Problem. Set each entry down verbatim, omitting images.
* START Supplied entries *
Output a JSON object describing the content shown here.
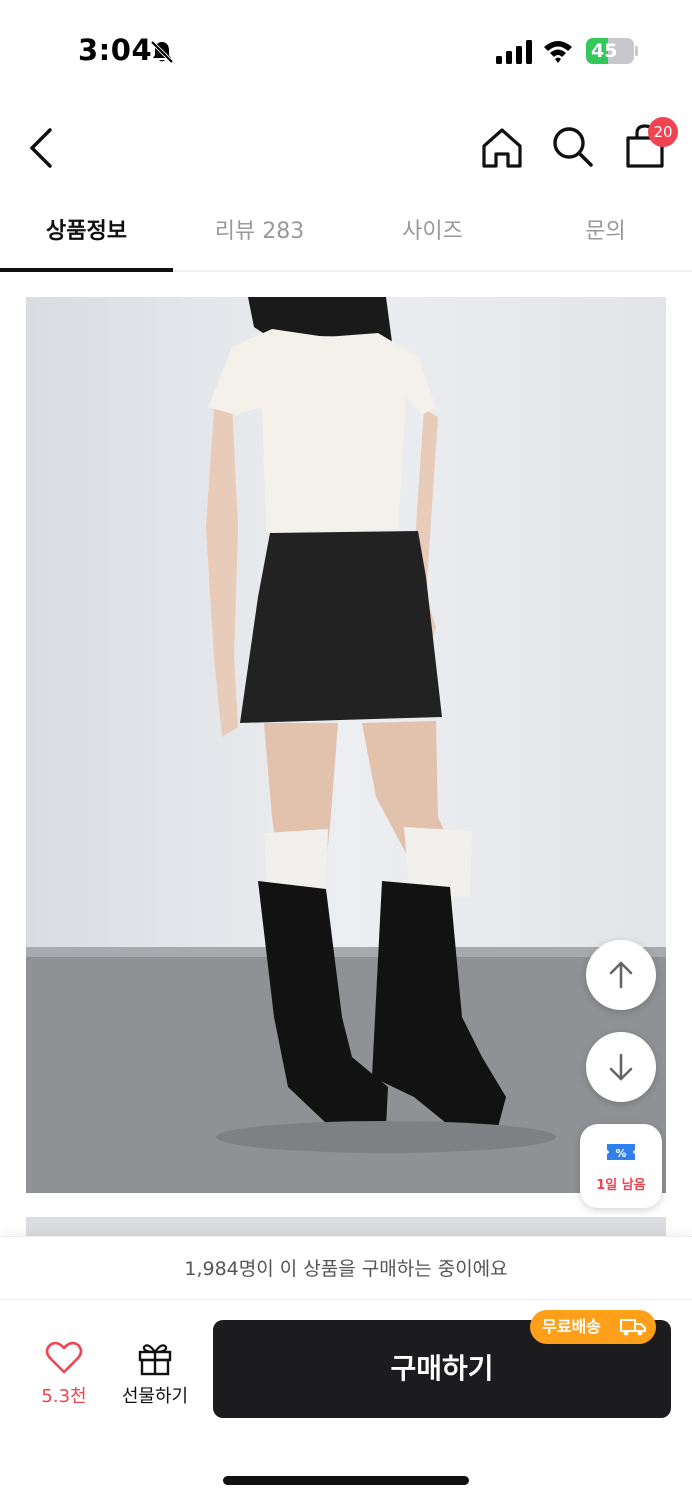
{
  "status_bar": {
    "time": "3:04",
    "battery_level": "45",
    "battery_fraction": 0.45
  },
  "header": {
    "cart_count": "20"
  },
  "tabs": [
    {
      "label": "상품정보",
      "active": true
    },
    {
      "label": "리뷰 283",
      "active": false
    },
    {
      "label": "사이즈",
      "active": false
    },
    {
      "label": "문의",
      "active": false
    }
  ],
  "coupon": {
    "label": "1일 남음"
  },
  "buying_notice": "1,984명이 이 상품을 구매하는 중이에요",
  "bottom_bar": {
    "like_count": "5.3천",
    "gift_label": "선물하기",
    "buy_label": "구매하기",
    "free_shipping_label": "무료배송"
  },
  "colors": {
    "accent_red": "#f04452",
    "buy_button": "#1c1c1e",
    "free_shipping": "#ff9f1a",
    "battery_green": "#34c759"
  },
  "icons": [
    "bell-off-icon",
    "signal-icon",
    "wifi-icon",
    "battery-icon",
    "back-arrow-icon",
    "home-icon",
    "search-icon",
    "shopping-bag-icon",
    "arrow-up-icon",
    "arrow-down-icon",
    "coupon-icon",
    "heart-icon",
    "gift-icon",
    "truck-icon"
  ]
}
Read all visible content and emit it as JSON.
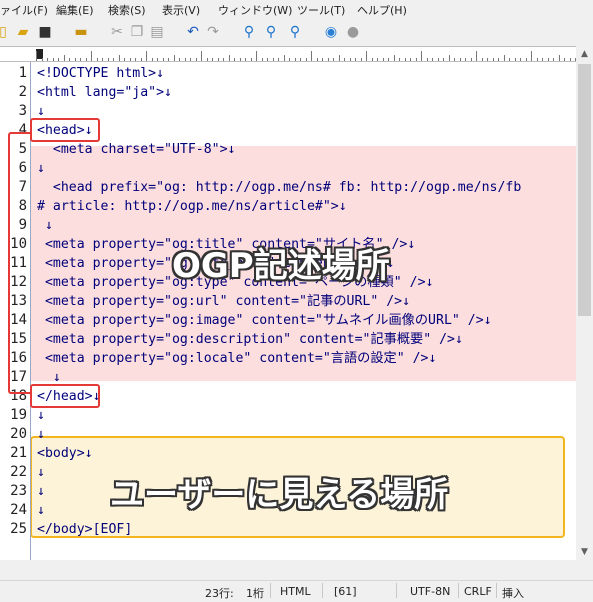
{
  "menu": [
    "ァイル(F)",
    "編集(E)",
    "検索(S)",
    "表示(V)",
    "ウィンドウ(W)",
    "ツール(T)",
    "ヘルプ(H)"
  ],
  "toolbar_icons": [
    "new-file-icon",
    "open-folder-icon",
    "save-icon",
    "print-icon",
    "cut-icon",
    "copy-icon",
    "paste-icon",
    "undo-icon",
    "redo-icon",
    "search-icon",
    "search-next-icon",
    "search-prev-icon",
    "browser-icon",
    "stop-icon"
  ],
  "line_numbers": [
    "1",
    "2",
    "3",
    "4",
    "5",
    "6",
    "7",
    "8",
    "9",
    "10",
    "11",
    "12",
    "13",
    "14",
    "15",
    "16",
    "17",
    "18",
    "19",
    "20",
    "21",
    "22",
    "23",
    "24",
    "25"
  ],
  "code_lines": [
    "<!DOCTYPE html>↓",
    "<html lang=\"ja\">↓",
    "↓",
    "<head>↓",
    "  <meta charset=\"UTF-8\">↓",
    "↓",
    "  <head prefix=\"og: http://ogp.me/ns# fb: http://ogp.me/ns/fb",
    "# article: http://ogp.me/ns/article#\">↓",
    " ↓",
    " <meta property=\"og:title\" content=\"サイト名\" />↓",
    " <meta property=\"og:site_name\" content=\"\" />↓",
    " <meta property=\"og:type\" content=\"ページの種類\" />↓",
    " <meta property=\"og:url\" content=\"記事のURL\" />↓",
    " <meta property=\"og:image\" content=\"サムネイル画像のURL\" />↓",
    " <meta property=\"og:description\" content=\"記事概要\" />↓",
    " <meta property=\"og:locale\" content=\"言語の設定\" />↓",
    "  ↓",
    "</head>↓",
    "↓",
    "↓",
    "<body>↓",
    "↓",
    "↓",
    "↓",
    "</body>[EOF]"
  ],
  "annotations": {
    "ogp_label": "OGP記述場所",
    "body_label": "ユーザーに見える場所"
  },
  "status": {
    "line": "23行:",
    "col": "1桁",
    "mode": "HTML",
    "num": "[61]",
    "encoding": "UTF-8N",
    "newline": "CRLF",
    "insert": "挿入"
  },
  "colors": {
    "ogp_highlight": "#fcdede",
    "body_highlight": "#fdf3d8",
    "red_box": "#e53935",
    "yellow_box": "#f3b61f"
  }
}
* END Supplied entries *
Completed task.
Output a JSON object describing the content shown here.
{
  "status_bar": {
    "time": "3:04",
    "battery_level": "45",
    "battery_fraction": 0.45
  },
  "header": {
    "cart_count": "20"
  },
  "tabs": [
    {
      "label": "상품정보",
      "active": true
    },
    {
      "label": "리뷰 283",
      "active": false
    },
    {
      "label": "사이즈",
      "active": false
    },
    {
      "label": "문의",
      "active": false
    }
  ],
  "coupon": {
    "label": "1일 남음"
  },
  "buying_notice": "1,984명이 이 상품을 구매하는 중이에요",
  "bottom_bar": {
    "like_count": "5.3천",
    "gift_label": "선물하기",
    "buy_label": "구매하기",
    "free_shipping_label": "무료배송"
  },
  "colors": {
    "accent_red": "#f04452",
    "buy_button": "#1c1c1e",
    "free_shipping": "#ff9f1a",
    "battery_green": "#34c759"
  },
  "icons": [
    "bell-off-icon",
    "signal-icon",
    "wifi-icon",
    "battery-icon",
    "back-arrow-icon",
    "home-icon",
    "search-icon",
    "shopping-bag-icon",
    "arrow-up-icon",
    "arrow-down-icon",
    "coupon-icon",
    "heart-icon",
    "gift-icon",
    "truck-icon"
  ]
}
Read all visible content and emit it as JSON.
{
  "menu": [
    "ァイル(F)",
    "編集(E)",
    "検索(S)",
    "表示(V)",
    "ウィンドウ(W)",
    "ツール(T)",
    "ヘルプ(H)"
  ],
  "toolbar_icons": [
    "new-file-icon",
    "open-folder-icon",
    "save-icon",
    "print-icon",
    "cut-icon",
    "copy-icon",
    "paste-icon",
    "undo-icon",
    "redo-icon",
    "search-icon",
    "search-next-icon",
    "search-prev-icon",
    "browser-icon",
    "stop-icon"
  ],
  "line_numbers": [
    "1",
    "2",
    "3",
    "4",
    "5",
    "6",
    "7",
    "8",
    "9",
    "10",
    "11",
    "12",
    "13",
    "14",
    "15",
    "16",
    "17",
    "18",
    "19",
    "20",
    "21",
    "22",
    "23",
    "24",
    "25"
  ],
  "code_lines": [
    "<!DOCTYPE html>↓",
    "<html lang=\"ja\">↓",
    "↓",
    "<head>↓",
    "  <meta charset=\"UTF-8\">↓",
    "↓",
    "  <head prefix=\"og: http://ogp.me/ns# fb: http://ogp.me/ns/fb",
    "# article: http://ogp.me/ns/article#\">↓",
    " ↓",
    " <meta property=\"og:title\" content=\"サイト名\" />↓",
    " <meta property=\"og:site_name\" content=\"\" />↓",
    " <meta property=\"og:type\" content=\"ページの種類\" />↓",
    " <meta property=\"og:url\" content=\"記事のURL\" />↓",
    " <meta property=\"og:image\" content=\"サムネイル画像のURL\" />↓",
    " <meta property=\"og:description\" content=\"記事概要\" />↓",
    " <meta property=\"og:locale\" content=\"言語の設定\" />↓",
    "  ↓",
    "</head>↓",
    "↓",
    "↓",
    "<body>↓",
    "↓",
    "↓",
    "↓",
    "</body>[EOF]"
  ],
  "annotations": {
    "ogp_label": "OGP記述場所",
    "body_label": "ユーザーに見える場所"
  },
  "status": {
    "line": "23行:",
    "col": "1桁",
    "mode": "HTML",
    "num": "[61]",
    "encoding": "UTF-8N",
    "newline": "CRLF",
    "insert": "挿入"
  },
  "colors": {
    "ogp_highlight": "#fcdede",
    "body_highlight": "#fdf3d8",
    "red_box": "#e53935",
    "yellow_box": "#f3b61f"
  }
}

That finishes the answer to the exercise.